### Data supplied
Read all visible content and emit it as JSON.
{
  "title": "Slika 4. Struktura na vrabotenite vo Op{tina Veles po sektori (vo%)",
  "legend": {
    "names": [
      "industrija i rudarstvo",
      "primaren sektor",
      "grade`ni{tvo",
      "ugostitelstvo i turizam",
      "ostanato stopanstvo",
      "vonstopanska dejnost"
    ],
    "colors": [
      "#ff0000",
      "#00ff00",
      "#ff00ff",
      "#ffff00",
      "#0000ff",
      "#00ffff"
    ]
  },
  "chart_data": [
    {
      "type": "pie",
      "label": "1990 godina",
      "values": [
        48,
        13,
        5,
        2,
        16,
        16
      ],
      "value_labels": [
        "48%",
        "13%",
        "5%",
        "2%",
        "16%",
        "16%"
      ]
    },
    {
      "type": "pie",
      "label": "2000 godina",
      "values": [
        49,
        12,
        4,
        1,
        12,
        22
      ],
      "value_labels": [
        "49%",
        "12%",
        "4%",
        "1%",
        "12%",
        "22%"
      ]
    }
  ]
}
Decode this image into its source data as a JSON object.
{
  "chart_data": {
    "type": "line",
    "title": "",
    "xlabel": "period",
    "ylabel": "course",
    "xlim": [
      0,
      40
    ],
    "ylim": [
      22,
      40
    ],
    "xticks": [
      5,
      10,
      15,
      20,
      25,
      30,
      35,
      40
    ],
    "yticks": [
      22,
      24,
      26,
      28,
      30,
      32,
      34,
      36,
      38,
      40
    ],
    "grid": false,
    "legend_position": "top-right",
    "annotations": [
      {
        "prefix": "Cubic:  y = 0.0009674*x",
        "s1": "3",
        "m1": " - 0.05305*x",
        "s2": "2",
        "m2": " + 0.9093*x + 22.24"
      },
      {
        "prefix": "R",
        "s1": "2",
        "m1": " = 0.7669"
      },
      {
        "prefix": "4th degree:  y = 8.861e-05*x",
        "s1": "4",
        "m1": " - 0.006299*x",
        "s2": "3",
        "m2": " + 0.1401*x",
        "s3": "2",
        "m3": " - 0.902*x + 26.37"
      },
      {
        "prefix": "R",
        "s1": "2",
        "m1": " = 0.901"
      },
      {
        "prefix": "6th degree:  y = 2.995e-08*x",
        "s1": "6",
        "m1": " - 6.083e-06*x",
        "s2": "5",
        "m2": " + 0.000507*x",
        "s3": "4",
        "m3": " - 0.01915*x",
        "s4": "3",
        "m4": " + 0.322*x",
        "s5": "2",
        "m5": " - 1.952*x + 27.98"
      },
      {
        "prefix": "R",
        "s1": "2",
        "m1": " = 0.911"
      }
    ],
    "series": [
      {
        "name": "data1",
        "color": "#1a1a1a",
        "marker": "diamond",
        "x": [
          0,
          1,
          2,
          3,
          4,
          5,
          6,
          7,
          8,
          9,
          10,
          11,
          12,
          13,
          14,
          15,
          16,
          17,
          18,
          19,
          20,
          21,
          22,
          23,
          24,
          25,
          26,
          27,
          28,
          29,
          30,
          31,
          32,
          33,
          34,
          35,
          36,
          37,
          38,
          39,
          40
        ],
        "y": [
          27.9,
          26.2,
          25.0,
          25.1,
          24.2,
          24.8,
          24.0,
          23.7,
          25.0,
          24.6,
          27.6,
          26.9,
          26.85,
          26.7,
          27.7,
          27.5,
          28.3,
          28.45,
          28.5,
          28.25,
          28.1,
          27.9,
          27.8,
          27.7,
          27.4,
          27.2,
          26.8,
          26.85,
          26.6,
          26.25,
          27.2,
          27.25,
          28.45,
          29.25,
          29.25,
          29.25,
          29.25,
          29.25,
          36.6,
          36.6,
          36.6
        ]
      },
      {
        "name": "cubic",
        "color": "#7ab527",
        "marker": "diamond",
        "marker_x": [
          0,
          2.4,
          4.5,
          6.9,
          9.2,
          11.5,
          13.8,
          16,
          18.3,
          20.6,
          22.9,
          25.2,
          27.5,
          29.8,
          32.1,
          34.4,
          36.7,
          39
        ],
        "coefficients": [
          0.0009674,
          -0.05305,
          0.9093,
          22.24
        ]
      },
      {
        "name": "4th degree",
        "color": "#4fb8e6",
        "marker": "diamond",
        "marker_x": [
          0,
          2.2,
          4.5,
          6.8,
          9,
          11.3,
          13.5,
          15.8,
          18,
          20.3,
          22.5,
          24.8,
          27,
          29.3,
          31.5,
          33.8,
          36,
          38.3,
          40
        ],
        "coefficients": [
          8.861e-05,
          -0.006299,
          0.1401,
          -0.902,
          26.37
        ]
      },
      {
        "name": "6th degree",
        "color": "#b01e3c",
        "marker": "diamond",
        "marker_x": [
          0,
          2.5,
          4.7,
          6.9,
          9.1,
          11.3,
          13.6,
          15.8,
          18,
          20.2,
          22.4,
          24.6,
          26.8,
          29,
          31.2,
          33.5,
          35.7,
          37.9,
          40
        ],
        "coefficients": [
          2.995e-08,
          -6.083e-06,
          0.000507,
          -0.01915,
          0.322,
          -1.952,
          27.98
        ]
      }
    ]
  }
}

### Exercise aim
Check each line above for the string "degree" and report how many lines have it, giving only the number.

### Reply to the exercise
4